--- start of Input data ---
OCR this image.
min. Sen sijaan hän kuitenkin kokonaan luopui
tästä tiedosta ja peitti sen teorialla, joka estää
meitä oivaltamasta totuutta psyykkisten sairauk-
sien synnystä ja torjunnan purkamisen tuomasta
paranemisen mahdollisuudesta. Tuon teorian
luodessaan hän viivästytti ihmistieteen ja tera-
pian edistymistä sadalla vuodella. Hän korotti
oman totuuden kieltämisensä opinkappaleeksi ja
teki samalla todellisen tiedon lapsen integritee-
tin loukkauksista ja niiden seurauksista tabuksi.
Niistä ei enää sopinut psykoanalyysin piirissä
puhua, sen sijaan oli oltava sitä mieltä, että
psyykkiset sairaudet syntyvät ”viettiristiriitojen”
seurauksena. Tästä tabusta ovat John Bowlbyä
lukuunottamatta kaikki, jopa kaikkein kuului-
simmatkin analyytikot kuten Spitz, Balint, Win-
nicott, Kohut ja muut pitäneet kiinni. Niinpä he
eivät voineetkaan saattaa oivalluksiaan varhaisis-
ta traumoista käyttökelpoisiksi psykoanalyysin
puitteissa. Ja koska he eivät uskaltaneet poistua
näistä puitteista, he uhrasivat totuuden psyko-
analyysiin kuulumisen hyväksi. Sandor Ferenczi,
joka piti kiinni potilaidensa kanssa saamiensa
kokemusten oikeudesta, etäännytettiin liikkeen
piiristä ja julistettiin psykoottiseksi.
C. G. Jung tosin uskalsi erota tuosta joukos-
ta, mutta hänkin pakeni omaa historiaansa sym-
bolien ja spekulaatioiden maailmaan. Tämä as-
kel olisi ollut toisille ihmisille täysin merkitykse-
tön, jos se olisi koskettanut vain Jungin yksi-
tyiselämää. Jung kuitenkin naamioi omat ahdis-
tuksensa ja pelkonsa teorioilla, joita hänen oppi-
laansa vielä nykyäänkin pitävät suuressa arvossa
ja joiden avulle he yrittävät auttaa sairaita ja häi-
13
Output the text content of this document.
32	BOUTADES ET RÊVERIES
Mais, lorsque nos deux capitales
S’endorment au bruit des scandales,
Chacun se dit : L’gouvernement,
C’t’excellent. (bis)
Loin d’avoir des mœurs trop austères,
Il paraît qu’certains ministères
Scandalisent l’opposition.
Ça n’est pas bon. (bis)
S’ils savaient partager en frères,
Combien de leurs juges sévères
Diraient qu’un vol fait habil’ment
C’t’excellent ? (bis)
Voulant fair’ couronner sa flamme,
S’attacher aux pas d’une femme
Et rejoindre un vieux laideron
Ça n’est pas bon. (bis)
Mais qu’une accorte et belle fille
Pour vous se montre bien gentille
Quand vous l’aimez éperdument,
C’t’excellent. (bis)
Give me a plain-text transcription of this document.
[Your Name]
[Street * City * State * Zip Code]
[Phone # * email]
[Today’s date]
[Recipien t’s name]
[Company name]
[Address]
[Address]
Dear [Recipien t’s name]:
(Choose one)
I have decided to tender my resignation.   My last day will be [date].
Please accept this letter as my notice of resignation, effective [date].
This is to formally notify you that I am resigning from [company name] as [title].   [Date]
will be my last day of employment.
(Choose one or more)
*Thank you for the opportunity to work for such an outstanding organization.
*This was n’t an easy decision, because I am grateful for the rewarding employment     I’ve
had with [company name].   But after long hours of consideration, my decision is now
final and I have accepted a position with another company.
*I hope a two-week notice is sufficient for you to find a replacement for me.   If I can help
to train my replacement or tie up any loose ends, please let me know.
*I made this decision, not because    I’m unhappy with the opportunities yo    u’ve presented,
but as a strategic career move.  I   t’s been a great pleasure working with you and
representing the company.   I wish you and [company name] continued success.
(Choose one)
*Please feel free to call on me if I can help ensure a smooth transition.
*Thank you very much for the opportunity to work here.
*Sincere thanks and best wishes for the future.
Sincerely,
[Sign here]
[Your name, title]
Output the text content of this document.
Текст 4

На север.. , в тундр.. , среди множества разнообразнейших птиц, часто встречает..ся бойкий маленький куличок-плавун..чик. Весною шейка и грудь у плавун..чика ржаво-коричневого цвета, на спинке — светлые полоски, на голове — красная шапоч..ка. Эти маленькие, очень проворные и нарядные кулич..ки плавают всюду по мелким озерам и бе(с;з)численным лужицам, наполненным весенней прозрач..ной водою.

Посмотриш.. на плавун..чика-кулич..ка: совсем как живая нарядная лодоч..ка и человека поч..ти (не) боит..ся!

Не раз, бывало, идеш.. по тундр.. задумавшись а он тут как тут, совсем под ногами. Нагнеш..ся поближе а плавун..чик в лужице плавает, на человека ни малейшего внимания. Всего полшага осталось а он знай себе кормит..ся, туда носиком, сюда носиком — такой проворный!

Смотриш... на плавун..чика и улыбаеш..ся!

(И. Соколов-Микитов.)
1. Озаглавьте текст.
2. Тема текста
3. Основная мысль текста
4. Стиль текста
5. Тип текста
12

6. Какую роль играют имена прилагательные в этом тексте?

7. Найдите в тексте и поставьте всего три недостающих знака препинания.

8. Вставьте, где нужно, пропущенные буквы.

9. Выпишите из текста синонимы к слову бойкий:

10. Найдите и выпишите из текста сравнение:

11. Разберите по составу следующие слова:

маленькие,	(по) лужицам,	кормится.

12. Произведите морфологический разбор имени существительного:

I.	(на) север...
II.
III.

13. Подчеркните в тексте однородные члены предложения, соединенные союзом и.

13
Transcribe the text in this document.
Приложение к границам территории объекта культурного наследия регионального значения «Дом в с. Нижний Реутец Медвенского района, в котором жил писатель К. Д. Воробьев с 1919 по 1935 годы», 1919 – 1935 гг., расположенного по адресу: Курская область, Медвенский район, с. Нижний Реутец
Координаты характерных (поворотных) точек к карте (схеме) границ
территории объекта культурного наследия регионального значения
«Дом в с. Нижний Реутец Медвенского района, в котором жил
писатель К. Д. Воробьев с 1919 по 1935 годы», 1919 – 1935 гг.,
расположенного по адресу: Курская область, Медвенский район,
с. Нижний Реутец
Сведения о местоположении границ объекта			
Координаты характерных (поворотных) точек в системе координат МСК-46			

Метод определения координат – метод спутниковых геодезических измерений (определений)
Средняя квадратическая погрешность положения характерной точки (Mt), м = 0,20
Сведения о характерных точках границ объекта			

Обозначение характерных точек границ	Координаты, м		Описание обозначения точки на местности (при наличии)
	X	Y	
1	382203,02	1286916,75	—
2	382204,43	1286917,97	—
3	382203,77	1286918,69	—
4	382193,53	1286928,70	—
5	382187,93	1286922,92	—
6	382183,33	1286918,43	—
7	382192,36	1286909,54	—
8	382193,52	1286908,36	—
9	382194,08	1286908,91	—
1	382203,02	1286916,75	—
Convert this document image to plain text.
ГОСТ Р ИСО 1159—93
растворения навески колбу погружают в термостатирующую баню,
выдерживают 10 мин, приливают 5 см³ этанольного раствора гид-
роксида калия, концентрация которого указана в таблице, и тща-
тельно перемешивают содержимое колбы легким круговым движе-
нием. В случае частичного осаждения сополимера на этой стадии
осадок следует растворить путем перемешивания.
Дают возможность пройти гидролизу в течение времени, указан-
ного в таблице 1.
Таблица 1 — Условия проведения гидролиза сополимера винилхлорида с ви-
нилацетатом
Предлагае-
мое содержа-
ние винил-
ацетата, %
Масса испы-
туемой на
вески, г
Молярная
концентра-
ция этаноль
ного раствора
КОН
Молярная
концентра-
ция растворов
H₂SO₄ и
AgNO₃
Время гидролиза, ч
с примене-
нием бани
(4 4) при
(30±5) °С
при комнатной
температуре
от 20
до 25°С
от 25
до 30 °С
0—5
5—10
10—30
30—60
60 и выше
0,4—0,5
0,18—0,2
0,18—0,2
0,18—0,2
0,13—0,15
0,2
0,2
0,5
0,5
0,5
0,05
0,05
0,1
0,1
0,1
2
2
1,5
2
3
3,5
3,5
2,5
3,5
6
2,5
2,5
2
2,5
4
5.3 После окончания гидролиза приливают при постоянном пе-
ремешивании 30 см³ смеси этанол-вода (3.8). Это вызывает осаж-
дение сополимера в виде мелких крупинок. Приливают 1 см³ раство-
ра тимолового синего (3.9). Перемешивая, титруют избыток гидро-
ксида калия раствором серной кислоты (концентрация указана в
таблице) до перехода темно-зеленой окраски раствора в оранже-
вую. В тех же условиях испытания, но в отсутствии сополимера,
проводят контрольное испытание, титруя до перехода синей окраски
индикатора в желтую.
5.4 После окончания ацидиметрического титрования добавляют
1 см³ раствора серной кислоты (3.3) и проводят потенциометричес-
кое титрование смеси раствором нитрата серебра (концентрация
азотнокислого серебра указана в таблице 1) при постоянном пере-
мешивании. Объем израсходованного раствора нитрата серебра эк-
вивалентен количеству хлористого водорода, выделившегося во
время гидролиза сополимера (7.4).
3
--- end of Input data ---
Written problem:
Work through the records line by line and tally those holding "района". Reply with the number alone.

The reply:
2